*Your instructions*:
Bring together all lines of the material below that contain the string "JSON".

— BEGIN —

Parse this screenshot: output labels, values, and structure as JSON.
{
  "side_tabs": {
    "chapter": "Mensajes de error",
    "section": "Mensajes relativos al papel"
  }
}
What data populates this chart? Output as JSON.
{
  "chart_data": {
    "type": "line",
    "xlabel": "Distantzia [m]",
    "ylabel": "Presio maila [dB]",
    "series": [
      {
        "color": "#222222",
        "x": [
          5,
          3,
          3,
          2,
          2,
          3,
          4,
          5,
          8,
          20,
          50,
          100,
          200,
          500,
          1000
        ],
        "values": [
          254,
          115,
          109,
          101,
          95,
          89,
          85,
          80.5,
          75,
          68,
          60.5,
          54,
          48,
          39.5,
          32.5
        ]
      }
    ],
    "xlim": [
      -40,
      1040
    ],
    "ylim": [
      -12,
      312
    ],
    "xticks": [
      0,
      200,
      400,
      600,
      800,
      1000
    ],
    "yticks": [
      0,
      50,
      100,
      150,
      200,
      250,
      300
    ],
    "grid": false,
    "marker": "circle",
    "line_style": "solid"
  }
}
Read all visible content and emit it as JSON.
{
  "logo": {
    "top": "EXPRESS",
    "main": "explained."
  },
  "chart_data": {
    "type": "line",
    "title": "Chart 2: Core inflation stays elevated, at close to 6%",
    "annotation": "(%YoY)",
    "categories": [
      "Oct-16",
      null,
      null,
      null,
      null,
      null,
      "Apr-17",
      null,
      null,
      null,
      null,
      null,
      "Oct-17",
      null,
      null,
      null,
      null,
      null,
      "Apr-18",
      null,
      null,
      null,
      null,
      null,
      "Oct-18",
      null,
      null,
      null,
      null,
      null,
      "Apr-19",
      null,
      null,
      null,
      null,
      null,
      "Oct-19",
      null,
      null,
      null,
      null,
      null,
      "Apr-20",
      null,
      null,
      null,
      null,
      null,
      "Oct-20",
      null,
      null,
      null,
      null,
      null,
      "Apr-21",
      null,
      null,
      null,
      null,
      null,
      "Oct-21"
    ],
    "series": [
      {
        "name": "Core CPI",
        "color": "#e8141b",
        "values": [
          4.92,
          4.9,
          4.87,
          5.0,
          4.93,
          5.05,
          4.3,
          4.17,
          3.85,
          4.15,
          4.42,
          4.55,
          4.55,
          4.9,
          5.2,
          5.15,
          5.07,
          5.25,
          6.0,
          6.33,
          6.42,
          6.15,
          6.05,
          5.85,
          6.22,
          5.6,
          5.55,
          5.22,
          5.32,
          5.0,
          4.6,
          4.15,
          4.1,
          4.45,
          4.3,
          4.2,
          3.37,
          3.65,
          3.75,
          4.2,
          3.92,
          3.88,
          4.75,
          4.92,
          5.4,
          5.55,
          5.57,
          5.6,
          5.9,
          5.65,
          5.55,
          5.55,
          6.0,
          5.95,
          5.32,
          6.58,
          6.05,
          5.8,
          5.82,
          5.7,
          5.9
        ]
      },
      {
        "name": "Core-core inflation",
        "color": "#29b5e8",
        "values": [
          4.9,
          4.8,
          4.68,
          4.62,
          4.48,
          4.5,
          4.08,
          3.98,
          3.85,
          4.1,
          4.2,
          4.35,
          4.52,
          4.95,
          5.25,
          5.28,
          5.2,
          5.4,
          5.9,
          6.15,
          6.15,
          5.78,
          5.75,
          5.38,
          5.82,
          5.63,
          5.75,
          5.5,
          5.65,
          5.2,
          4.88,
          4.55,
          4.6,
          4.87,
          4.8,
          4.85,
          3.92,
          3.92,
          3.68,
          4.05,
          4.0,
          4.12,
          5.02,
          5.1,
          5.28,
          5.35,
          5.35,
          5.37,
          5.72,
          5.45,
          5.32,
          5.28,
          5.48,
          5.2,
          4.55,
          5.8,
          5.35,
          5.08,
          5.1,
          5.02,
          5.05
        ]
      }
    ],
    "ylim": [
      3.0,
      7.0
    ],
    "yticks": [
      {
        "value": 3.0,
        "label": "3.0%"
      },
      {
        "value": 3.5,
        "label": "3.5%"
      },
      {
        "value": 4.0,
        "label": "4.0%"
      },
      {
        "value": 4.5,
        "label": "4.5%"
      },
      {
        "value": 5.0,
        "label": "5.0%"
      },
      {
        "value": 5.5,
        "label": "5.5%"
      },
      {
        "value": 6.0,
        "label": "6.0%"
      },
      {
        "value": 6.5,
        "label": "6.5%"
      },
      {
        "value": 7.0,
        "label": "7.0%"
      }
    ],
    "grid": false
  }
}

— END —

*The reply*:
Parse this screenshot: output labels, values, and structure as JSON.
What data populates this chart? Output as JSON.
Read all visible content and emit it as JSON.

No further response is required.